==== Excerpt provided

= Jonathan of Gaeta =

Jonathan (or Jonathas, Italian Gionata; died July 1121), a member of a cadet branch of the Drengot family, was the Duke of Gaeta from 1113 until his death. He is known from the Codex Caietanus to have been in the fourth year of his minority in 1116 and the seventh of his rule in 1119. (Note: Skinner 1995, p. 159, places the start of his reign in 1112 on the basis of this document.) There are three theories of his paternity. He may have been the son of Count Jonathan I of Carinola or his grandson by an unnamed son, or else the grandson of Count Bartholomew of Carinola. He was under the regency of his cousin or uncle, Count Richard of Carinola.

========
==== Given data

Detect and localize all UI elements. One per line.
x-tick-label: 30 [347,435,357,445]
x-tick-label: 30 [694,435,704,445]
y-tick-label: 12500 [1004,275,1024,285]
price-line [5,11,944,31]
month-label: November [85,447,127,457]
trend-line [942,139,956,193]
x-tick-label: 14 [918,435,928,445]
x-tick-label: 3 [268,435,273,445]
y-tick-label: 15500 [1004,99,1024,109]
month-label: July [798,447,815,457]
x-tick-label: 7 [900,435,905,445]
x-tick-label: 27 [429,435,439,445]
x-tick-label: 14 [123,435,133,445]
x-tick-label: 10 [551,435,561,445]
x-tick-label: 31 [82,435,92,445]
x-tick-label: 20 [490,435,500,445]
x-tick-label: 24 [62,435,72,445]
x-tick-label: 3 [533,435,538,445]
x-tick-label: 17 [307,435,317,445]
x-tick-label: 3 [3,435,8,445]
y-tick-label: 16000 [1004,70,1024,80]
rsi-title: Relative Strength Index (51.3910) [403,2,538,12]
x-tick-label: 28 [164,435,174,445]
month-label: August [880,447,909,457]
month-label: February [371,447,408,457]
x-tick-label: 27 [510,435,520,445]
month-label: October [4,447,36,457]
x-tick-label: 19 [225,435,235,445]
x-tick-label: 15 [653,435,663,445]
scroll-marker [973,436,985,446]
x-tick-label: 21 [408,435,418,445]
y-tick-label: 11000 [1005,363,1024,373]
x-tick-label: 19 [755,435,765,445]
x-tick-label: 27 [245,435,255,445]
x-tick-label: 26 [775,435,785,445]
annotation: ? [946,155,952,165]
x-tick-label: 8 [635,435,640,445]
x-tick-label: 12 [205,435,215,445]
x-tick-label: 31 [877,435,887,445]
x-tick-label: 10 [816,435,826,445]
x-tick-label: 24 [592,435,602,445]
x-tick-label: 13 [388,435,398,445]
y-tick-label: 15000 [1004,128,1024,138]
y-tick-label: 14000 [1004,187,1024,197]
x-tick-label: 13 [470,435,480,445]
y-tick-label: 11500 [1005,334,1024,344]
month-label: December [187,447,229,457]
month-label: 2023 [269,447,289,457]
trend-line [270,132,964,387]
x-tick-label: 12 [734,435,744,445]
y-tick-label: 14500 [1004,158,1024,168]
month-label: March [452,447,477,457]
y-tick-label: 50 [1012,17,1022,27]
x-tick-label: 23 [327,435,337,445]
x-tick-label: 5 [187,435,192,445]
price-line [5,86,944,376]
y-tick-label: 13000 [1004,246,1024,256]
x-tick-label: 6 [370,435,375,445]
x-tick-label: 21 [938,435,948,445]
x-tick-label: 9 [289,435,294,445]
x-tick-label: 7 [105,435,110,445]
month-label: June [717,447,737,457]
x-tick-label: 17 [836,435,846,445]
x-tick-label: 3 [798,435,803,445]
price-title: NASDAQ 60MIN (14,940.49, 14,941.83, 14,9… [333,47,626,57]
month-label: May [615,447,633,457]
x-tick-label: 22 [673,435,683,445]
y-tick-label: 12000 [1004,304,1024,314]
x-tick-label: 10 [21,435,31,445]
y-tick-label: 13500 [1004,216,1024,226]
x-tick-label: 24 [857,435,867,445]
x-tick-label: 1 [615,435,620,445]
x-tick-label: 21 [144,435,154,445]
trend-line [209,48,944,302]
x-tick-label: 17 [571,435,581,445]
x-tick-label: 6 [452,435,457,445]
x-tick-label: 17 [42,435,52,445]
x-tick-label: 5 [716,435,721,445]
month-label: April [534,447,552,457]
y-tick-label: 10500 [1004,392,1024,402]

========

*Requirement 1:* Write out everything in the Jonathan of Gaeta passage from "Jonathan (or Jonathas, Italian" down to "Richard of Carinola.".
*Requirement 2:*
Answer these questions using the Jonathan of Gaeta passage:
(a) Jonathan belonged to a cadet branch of which family?
(b) According to the Codex Caietanus, in what year was he in the fourth year of his minority?
(c) Who served as his regent?

*Correct answer 1:*
Jonathan (or Jonathas, Italian Gionata; died July 1121), a member of a cadet branch of the Drengot family, was the Duke of Gaeta from 1113 until his death. He is known from the Codex Caietanus to have been in the fourth year of his minority in 1116 and the seventh of his rule in 1119. (Note: Skinner 1995, p. 159, places the start of his reign in 1112 on the basis of this document.) There are three theories of his paternity. He may have been the son of Count Jonathan I of Carinola or his grandson by an unnamed son, or else the grandson of Count Bartholomew of Carinola. He was under the regency of his cousin or uncle, Count Richard of Carinola.

*Correct answer 2:*
(a) The Drengot family
(b) 1116
(c) Count Richard of Carinola, his cousin or uncle